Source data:
start
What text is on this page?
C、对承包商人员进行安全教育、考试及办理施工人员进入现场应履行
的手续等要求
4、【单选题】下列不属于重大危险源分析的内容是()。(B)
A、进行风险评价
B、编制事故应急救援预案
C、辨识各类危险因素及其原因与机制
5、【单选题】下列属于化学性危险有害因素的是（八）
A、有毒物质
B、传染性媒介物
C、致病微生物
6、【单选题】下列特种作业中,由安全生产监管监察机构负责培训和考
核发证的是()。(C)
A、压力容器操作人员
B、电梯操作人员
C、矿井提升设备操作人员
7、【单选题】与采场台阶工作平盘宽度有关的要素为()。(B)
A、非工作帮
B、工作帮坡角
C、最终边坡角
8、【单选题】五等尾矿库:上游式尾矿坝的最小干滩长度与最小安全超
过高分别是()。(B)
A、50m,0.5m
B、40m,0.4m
end
## [TASK BRIEF]
The records above should be returned exactly.

## [WRITTEN ANSWER]
What text is on this page?
C、对承包商人员进行安全教育、考试及办理施工人员进入现场应履行
的手续等要求
4、【单选题】下列不属于重大危险源分析的内容是()。(B)
A、进行风险评价
B、编制事故应急救援预案
C、辨识各类危险因素及其原因与机制
5、【单选题】下列属于化学性危险有害因素的是（八）
A、有毒物质
B、传染性媒介物
C、致病微生物
6、【单选题】下列特种作业中,由安全生产监管监察机构负责培训和考
核发证的是()。(C)
A、压力容器操作人员
B、电梯操作人员
C、矿井提升设备操作人员
7、【单选题】与采场台阶工作平盘宽度有关的要素为()。(B)
A、非工作帮
B、工作帮坡角
C、最终边坡角
8、【单选题】五等尾矿库:上游式尾矿坝的最小干滩长度与最小安全超
过高分别是()。(B)
A、50m,0.5m
B、40m,0.4m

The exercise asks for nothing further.